EXERCISE GOAL: Pictures should be excluded; otherwise, copy every entry exactly.

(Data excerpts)
########
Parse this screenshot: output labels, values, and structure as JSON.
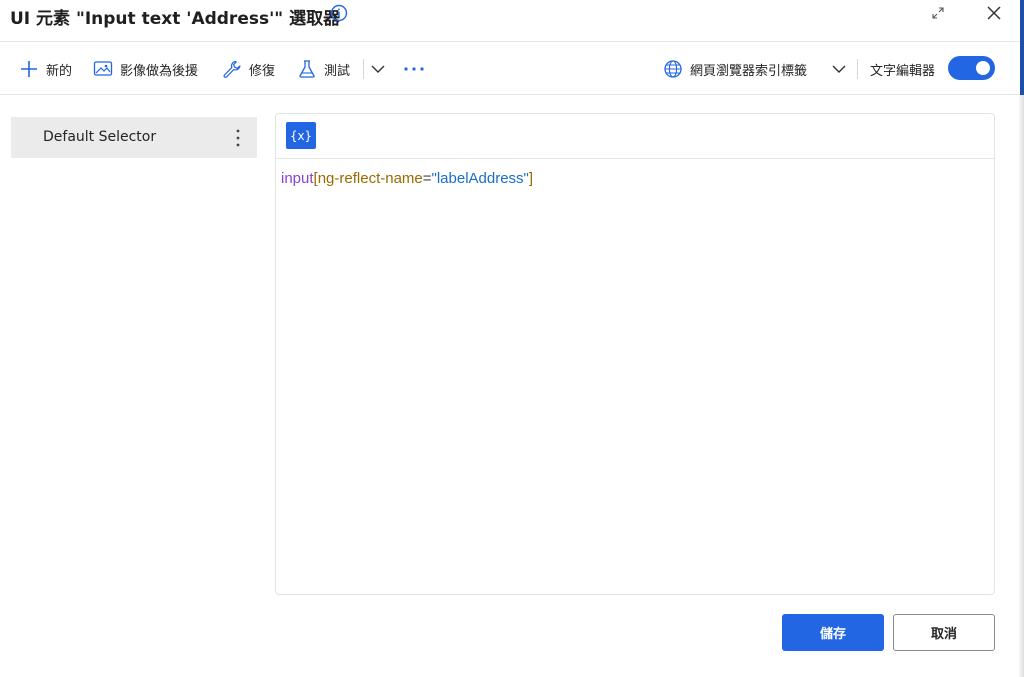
{
  "dialog": {
    "title": "UI 元素 \"Input text 'Address'\" 選取器"
  },
  "toolbar": {
    "new_label": "新的",
    "image_fallback_label": "影像做為後援",
    "repair_label": "修復",
    "test_label": "測試",
    "browser_tab_label": "網頁瀏覽器索引標籤",
    "text_editor_label": "文字編輯器",
    "text_editor_enabled": true
  },
  "selectors": {
    "items": [
      {
        "label": "Default Selector"
      }
    ]
  },
  "editor": {
    "var_button_label": "{x}",
    "code": {
      "tag": "input",
      "open_bracket": "[",
      "attr": "ng-reflect-name",
      "eq": "=",
      "value": "\"labelAddress\"",
      "close_bracket": "]"
    }
  },
  "footer": {
    "save_label": "儲存",
    "cancel_label": "取消"
  },
  "colors": {
    "accent": "#2266e3"
  }
}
########
RESULT OF THE TASK:
Parse this screenshot: output labels, values, and structure as JSON.
{
  "dialog": {
    "title": "UI 元素 \"Input text 'Address'\" 選取器"
  },
  "toolbar": {
    "new_label": "新的",
    "image_fallback_label": "影像做為後援",
    "repair_label": "修復",
    "test_label": "測試",
    "browser_tab_label": "網頁瀏覽器索引標籤",
    "text_editor_label": "文字編輯器",
    "text_editor_enabled": true
  },
  "selectors": {
    "items": [
      {
        "label": "Default Selector"
      }
    ]
  },
  "editor": {
    "var_button_label": "{x}",
    "code": {
      "tag": "input",
      "open_bracket": "[",
      "attr": "ng-reflect-name",
      "eq": "=",
      "value": "\"labelAddress\"",
      "close_bracket": "]"
    }
  },
  "footer": {
    "save_label": "儲存",
    "cancel_label": "取消"
  },
  "colors": {
    "accent": "#2266e3"
  }
}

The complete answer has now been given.